▸ Do this
Below is a block of records; reproduce all of them exactly and leave out any pictures.

===

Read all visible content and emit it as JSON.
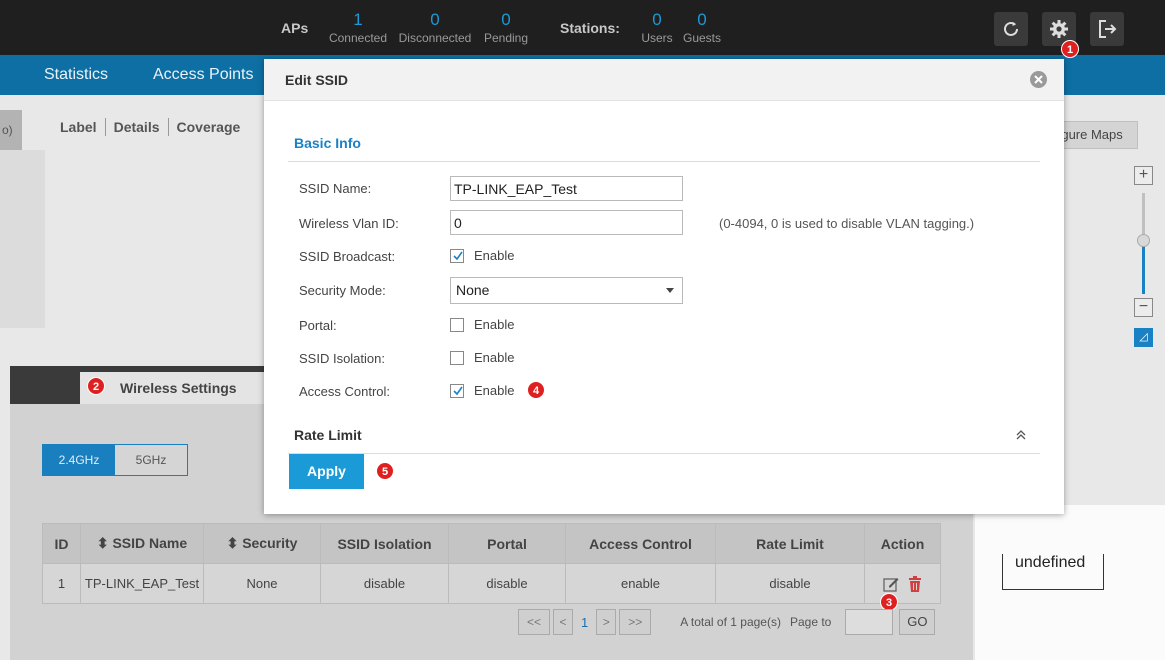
{
  "topbar": {
    "aps_label": "APs",
    "stations_label": "Stations:",
    "stats": [
      {
        "value": "1",
        "label": "Connected"
      },
      {
        "value": "0",
        "label": "Disconnected"
      },
      {
        "value": "0",
        "label": "Pending"
      },
      {
        "value": "0",
        "label": "Users"
      },
      {
        "value": "0",
        "label": "Guests"
      }
    ],
    "icons": [
      "refresh-icon",
      "gear-icon",
      "logout-icon"
    ]
  },
  "nav": {
    "items": [
      "Statistics",
      "Access Points"
    ]
  },
  "background": {
    "left_strip": "o)",
    "tabs": [
      "Label",
      "Details",
      "Coverage"
    ],
    "configure_maps": "Configure Maps",
    "zoom_in": "+",
    "zoom_out": "−",
    "undefined_label": "undefined"
  },
  "wireless": {
    "title": "Wireless Settings",
    "bands": [
      "2.4GHz",
      "5GHz"
    ],
    "active_band": "2.4GHz",
    "columns": [
      "ID",
      "SSID Name",
      "Security",
      "SSID Isolation",
      "Portal",
      "Access Control",
      "Rate Limit",
      "Action"
    ],
    "rows": [
      {
        "id": "1",
        "ssid": "TP-LINK_EAP_Test",
        "security": "None",
        "isolation": "disable",
        "portal": "disable",
        "access_control": "enable",
        "rate_limit": "disable"
      }
    ],
    "pager": {
      "first": "<<",
      "prev": "<",
      "current": "1",
      "next": ">",
      "last": ">>",
      "total": "A total of 1 page(s)",
      "page_to": "Page to",
      "go": "GO"
    }
  },
  "modal": {
    "title": "Edit SSID",
    "basic_info": "Basic Info",
    "fields": {
      "ssid_name_label": "SSID Name:",
      "ssid_name_value": "TP-LINK_EAP_Test",
      "vlan_label": "Wireless Vlan ID:",
      "vlan_value": "0",
      "vlan_hint": "(0-4094, 0 is used to disable VLAN tagging.)",
      "broadcast_label": "SSID Broadcast:",
      "security_label": "Security Mode:",
      "security_value": "None",
      "portal_label": "Portal:",
      "isolation_label": "SSID Isolation:",
      "access_control_label": "Access Control:",
      "enable_text": "Enable"
    },
    "checks": {
      "broadcast": true,
      "portal": false,
      "isolation": false,
      "access_control": true
    },
    "rate_limit": "Rate Limit",
    "apply": "Apply"
  },
  "badges": [
    "1",
    "2",
    "3",
    "4",
    "5"
  ],
  "colors": {
    "accent": "#1a9ad7",
    "nav": "#0d6fa3",
    "topbar": "#1f1f1f",
    "badge": "#e02020"
  }
}
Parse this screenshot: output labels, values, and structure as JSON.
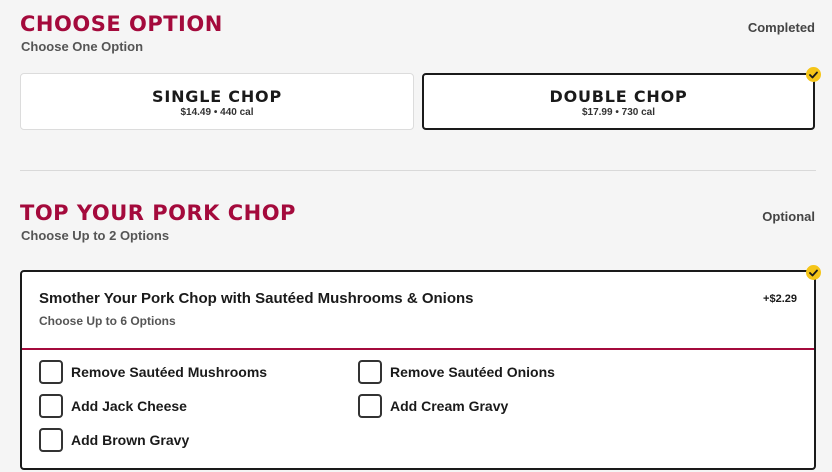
{
  "choose_option": {
    "title": "CHOOSE OPTION",
    "subtitle": "Choose One Option",
    "status": "Completed",
    "options": [
      {
        "name": "SINGLE CHOP",
        "price": "$14.49",
        "separator": "•",
        "calories": "440 cal",
        "selected": false
      },
      {
        "name": "DOUBLE CHOP",
        "price": "$17.99",
        "separator": "•",
        "calories": "730 cal",
        "selected": true
      }
    ]
  },
  "top_pork_chop": {
    "title": "TOP YOUR PORK CHOP",
    "subtitle": "Choose Up to 2 Options",
    "status": "Optional",
    "modifier": {
      "title": "Smother Your Pork Chop with Sautéed Mushrooms & Onions",
      "subtitle": "Choose Up to 6 Options",
      "price": "+$2.29",
      "selected": true,
      "choices": [
        {
          "label": "Remove Sautéed Mushrooms",
          "checked": false
        },
        {
          "label": "Remove Sautéed Onions",
          "checked": false
        },
        {
          "label": "Add Jack Cheese",
          "checked": false
        },
        {
          "label": "Add Cream Gravy",
          "checked": false
        },
        {
          "label": "Add Brown Gravy",
          "checked": false
        }
      ]
    }
  },
  "colors": {
    "accent": "#a40a3c",
    "check_badge": "#f5c518",
    "background": "#f5f5f5"
  },
  "icons": {
    "selected_badge": "checkmark-icon"
  }
}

===

▸ Expected answer
Read all visible content and emit it as JSON.
{
  "topbar": {
    "aps_label": "APs",
    "stations_label": "Stations:",
    "stats": [
      {
        "value": "1",
        "label": "Connected"
      },
      {
        "value": "0",
        "label": "Disconnected"
      },
      {
        "value": "0",
        "label": "Pending"
      },
      {
        "value": "0",
        "label": "Users"
      },
      {
        "value": "0",
        "label": "Guests"
      }
    ],
    "icons": [
      "refresh-icon",
      "gear-icon",
      "logout-icon"
    ]
  },
  "nav": {
    "items": [
      "Statistics",
      "Access Points"
    ]
  },
  "background": {
    "left_strip": "o)",
    "tabs": [
      "Label",
      "Details",
      "Coverage"
    ],
    "configure_maps": "Configure Maps",
    "zoom_in": "+",
    "zoom_out": "−",
    "undefined_label": "undefined"
  },
  "wireless": {
    "title": "Wireless Settings",
    "bands": [
      "2.4GHz",
      "5GHz"
    ],
    "active_band": "2.4GHz",
    "columns": [
      "ID",
      "SSID Name",
      "Security",
      "SSID Isolation",
      "Portal",
      "Access Control",
      "Rate Limit",
      "Action"
    ],
    "rows": [
      {
        "id": "1",
        "ssid": "TP-LINK_EAP_Test",
        "security": "None",
        "isolation": "disable",
        "portal": "disable",
        "access_control": "enable",
        "rate_limit": "disable"
      }
    ],
    "pager": {
      "first": "<<",
      "prev": "<",
      "current": "1",
      "next": ">",
      "last": ">>",
      "total": "A total of 1 page(s)",
      "page_to": "Page to",
      "go": "GO"
    }
  },
  "modal": {
    "title": "Edit SSID",
    "basic_info": "Basic Info",
    "fields": {
      "ssid_name_label": "SSID Name:",
      "ssid_name_value": "TP-LINK_EAP_Test",
      "vlan_label": "Wireless Vlan ID:",
      "vlan_value": "0",
      "vlan_hint": "(0-4094, 0 is used to disable VLAN tagging.)",
      "broadcast_label": "SSID Broadcast:",
      "security_label": "Security Mode:",
      "security_value": "None",
      "portal_label": "Portal:",
      "isolation_label": "SSID Isolation:",
      "access_control_label": "Access Control:",
      "enable_text": "Enable"
    },
    "checks": {
      "broadcast": true,
      "portal": false,
      "isolation": false,
      "access_control": true
    },
    "rate_limit": "Rate Limit",
    "apply": "Apply"
  },
  "badges": [
    "1",
    "2",
    "3",
    "4",
    "5"
  ],
  "colors": {
    "accent": "#1a9ad7",
    "nav": "#0d6fa3",
    "topbar": "#1f1f1f",
    "badge": "#e02020"
  }
}
Parse this screenshot: output labels, values, and structure as JSON.
{
  "choose_option": {
    "title": "CHOOSE OPTION",
    "subtitle": "Choose One Option",
    "status": "Completed",
    "options": [
      {
        "name": "SINGLE CHOP",
        "price": "$14.49",
        "separator": "•",
        "calories": "440 cal",
        "selected": false
      },
      {
        "name": "DOUBLE CHOP",
        "price": "$17.99",
        "separator": "•",
        "calories": "730 cal",
        "selected": true
      }
    ]
  },
  "top_pork_chop": {
    "title": "TOP YOUR PORK CHOP",
    "subtitle": "Choose Up to 2 Options",
    "status": "Optional",
    "modifier": {
      "title": "Smother Your Pork Chop with Sautéed Mushrooms & Onions",
      "subtitle": "Choose Up to 6 Options",
      "price": "+$2.29",
      "selected": true,
      "choices": [
        {
          "label": "Remove Sautéed Mushrooms",
          "checked": false
        },
        {
          "label": "Remove Sautéed Onions",
          "checked": false
        },
        {
          "label": "Add Jack Cheese",
          "checked": false
        },
        {
          "label": "Add Cream Gravy",
          "checked": false
        },
        {
          "label": "Add Brown Gravy",
          "checked": false
        }
      ]
    }
  },
  "colors": {
    "accent": "#a40a3c",
    "check_badge": "#f5c518",
    "background": "#f5f5f5"
  },
  "icons": {
    "selected_badge": "checkmark-icon"
  }
}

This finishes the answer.